Data entries
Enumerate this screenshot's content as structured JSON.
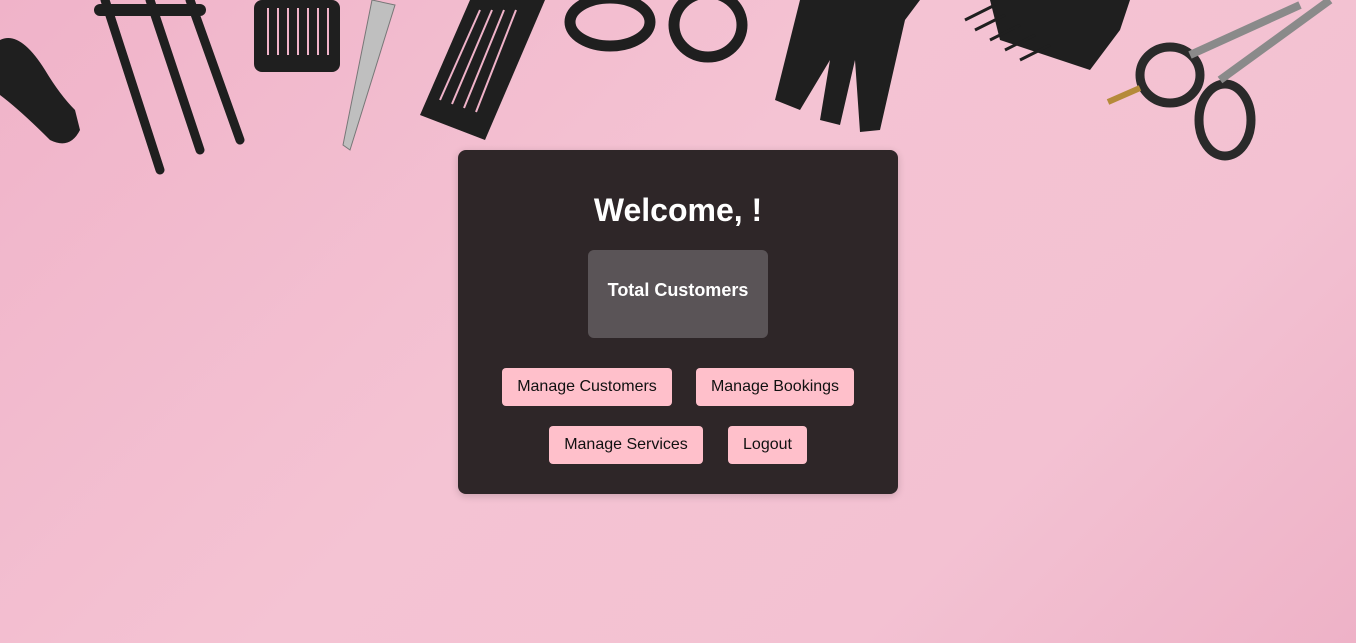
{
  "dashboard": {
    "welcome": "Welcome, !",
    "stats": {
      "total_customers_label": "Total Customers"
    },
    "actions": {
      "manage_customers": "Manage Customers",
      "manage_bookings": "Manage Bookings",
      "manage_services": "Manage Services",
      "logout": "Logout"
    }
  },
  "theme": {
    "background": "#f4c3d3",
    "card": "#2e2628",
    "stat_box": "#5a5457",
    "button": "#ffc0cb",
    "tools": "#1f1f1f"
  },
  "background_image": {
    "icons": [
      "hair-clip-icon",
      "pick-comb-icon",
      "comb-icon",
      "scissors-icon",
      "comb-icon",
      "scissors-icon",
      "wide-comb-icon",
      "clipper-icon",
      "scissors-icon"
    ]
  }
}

--

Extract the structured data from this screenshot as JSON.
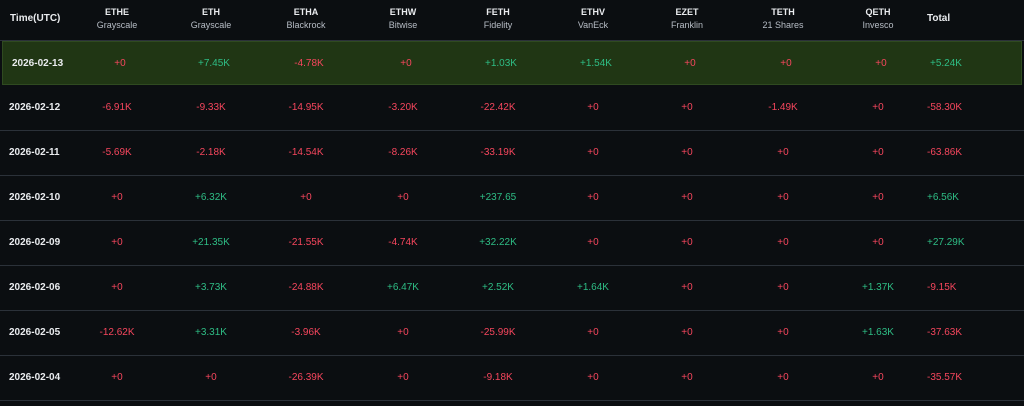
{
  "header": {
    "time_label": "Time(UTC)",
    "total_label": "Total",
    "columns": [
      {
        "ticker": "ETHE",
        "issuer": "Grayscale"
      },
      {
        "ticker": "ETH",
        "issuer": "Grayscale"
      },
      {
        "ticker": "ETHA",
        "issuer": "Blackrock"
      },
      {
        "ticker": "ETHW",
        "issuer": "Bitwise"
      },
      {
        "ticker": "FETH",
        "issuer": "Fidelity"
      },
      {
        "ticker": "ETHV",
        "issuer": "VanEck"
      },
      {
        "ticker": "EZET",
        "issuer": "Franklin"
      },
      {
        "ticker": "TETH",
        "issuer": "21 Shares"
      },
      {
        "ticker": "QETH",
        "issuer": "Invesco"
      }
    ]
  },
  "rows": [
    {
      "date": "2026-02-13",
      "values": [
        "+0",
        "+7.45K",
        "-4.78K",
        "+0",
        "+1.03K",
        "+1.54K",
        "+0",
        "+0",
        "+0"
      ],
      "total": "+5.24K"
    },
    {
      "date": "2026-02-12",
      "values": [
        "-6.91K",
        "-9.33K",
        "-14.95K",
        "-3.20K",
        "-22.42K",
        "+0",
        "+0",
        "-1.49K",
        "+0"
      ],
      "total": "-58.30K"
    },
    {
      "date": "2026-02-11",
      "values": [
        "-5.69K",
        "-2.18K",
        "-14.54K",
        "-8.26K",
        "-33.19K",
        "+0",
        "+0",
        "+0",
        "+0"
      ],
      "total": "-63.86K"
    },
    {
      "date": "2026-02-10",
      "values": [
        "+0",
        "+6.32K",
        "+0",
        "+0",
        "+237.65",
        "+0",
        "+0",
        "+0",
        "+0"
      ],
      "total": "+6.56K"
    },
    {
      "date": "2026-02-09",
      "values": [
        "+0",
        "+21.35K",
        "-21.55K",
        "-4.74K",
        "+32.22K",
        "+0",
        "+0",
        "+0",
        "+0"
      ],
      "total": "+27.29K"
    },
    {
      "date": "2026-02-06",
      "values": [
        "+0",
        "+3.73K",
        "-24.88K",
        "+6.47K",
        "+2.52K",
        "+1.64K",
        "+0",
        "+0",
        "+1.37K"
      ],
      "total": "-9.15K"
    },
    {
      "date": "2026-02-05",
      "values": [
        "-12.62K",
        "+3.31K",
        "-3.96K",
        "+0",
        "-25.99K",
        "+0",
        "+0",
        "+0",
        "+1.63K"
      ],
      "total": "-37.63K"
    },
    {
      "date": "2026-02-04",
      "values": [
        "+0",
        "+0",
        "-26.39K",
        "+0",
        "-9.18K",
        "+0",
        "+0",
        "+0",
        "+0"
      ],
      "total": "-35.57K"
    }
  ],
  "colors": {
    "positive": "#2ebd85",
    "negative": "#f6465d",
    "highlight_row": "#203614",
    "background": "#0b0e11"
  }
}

● What to produce: Identify each line in the records above containing the word "structured"; copy those lines.

● Answer to this task:
Enumerate this screenshot's content as structured JSON.
Extract the structured data from this screenshot as JSON.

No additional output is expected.